[Collection entries]
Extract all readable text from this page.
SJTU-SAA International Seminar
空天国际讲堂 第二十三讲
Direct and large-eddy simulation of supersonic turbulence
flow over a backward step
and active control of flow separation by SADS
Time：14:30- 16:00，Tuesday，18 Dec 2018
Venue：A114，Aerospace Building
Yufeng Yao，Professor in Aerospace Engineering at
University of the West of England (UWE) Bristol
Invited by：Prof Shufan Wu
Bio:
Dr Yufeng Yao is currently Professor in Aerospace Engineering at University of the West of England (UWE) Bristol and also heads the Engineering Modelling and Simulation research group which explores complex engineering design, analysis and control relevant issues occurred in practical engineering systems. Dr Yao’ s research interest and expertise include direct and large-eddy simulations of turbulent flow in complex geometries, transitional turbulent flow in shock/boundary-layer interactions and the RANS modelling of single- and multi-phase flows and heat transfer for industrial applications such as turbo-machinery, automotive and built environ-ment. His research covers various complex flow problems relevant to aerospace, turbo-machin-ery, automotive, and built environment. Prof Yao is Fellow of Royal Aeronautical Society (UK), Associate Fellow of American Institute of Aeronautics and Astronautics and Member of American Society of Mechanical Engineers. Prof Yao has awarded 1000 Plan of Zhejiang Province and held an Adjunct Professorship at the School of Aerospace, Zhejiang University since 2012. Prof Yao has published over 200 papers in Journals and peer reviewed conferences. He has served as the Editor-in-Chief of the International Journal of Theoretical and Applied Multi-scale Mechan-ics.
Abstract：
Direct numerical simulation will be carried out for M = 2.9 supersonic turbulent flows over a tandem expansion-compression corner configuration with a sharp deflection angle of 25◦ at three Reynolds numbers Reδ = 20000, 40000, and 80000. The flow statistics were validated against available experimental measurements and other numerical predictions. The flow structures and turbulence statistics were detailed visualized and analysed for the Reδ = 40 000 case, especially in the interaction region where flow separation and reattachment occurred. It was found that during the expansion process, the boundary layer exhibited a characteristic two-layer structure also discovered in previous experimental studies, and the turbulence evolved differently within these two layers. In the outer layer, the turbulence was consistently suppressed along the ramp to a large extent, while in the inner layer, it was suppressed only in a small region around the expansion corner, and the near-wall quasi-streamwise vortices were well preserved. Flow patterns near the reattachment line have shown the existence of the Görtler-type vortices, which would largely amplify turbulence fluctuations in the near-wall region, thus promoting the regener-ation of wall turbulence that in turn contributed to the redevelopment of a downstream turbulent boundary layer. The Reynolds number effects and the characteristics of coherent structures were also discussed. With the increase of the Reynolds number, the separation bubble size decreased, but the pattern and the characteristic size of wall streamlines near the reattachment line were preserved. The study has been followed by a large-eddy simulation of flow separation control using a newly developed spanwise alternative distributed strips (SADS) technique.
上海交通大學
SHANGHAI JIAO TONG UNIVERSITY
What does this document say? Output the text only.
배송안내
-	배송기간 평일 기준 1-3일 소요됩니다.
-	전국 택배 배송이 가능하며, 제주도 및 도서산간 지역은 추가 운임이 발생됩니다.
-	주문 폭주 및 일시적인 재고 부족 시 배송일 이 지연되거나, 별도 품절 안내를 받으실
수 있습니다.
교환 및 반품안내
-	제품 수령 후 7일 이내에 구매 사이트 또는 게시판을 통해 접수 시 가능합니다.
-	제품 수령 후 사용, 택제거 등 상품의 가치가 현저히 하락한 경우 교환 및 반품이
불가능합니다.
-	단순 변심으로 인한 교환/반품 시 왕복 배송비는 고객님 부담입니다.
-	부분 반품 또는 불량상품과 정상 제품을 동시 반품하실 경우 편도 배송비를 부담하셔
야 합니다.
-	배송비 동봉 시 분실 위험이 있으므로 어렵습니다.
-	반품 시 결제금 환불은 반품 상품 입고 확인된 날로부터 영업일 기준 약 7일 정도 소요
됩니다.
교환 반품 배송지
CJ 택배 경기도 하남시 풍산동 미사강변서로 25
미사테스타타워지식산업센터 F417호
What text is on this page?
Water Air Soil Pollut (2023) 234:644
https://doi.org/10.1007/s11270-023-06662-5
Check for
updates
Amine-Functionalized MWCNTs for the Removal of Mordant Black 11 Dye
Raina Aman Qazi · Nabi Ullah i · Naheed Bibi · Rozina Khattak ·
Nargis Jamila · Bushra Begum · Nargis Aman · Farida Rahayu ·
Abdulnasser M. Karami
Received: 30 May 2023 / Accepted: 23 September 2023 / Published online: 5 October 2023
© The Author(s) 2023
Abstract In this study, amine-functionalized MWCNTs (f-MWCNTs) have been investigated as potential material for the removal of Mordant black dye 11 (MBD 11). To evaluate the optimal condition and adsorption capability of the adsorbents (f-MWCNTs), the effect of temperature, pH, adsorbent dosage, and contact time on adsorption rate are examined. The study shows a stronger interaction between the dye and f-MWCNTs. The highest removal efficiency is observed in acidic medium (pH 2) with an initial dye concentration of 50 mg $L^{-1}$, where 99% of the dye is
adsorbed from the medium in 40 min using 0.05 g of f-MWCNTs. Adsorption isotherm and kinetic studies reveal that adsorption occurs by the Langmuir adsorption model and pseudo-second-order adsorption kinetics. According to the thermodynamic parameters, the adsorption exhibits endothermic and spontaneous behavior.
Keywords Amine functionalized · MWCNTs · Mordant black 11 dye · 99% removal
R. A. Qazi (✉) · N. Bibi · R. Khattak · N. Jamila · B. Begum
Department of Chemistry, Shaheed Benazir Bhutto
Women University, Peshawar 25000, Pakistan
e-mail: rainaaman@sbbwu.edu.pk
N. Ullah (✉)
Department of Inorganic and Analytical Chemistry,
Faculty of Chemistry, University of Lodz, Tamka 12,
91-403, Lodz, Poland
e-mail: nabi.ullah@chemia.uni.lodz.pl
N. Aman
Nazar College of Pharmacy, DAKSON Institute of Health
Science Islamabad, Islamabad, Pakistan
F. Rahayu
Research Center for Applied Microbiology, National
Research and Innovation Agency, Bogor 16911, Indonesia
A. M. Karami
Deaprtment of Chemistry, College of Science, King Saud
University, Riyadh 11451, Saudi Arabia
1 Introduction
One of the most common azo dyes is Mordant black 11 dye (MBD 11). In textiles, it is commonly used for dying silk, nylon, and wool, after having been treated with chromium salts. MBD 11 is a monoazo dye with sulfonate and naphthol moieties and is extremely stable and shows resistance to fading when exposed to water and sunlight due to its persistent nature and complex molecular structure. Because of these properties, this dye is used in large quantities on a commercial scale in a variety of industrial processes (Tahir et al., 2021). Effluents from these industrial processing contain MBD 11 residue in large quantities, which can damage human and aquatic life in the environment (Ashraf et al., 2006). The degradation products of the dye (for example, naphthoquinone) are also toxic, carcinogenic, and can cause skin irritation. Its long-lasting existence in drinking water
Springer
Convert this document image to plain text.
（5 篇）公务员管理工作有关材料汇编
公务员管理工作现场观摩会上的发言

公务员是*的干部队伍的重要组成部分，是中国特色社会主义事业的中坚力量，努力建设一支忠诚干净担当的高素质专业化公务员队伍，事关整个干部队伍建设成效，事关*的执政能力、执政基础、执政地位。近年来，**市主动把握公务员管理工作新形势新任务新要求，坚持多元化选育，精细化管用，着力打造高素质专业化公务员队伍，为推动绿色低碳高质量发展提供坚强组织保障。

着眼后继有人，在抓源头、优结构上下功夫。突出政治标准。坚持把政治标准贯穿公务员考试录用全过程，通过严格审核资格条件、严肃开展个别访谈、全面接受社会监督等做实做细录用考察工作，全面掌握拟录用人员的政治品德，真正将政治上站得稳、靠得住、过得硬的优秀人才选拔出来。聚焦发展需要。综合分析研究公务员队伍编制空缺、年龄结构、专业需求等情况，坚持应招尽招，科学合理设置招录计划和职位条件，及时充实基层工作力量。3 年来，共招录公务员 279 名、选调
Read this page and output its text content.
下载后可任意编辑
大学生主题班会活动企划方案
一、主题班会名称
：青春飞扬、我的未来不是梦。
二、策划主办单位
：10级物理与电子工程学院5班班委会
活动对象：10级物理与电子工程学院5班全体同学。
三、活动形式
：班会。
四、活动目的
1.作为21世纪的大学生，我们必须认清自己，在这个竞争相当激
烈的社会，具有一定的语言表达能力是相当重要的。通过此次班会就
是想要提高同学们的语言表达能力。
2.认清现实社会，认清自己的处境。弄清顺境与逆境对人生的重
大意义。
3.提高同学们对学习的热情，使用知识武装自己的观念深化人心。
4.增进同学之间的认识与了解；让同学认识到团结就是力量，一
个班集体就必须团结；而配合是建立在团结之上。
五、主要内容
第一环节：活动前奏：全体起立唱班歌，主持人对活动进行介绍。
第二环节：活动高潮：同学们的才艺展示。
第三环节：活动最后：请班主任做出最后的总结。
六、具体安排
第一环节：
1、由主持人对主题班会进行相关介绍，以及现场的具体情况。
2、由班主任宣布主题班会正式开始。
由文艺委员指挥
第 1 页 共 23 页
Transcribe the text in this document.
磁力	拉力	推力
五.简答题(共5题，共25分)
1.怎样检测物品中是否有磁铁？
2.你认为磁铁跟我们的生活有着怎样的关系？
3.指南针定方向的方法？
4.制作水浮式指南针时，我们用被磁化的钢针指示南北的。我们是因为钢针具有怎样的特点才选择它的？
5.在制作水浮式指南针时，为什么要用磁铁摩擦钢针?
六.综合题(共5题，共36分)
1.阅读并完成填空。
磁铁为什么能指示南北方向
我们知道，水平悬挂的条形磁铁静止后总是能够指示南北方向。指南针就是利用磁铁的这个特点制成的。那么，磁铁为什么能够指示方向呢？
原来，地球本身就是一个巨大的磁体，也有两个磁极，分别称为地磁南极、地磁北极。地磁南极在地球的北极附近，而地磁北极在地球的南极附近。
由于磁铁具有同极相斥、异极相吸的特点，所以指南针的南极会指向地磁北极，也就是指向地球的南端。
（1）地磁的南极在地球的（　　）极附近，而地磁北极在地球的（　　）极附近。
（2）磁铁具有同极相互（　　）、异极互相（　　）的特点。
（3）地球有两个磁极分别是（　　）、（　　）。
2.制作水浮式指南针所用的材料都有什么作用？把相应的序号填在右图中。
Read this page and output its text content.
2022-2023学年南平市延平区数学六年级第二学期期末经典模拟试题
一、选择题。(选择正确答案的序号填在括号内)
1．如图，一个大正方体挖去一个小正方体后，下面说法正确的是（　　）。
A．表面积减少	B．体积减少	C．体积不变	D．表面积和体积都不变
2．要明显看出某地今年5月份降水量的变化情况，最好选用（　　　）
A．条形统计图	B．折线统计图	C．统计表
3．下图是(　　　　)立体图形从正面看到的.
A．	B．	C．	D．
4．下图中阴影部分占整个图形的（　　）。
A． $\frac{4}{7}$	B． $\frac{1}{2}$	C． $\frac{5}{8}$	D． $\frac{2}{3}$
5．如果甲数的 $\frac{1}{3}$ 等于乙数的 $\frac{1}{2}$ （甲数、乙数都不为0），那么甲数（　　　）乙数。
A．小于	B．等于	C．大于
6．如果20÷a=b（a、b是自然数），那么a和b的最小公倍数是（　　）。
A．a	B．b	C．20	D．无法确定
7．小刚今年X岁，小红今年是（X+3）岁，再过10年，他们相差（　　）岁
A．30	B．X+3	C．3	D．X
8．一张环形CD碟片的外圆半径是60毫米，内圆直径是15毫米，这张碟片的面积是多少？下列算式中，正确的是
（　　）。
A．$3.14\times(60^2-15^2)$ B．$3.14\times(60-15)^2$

▸ **REQUIRED WORK**: From the records above, how many lines include the word "mail"? Only the number is wanted.

▸ **TASK ANSWER**: 2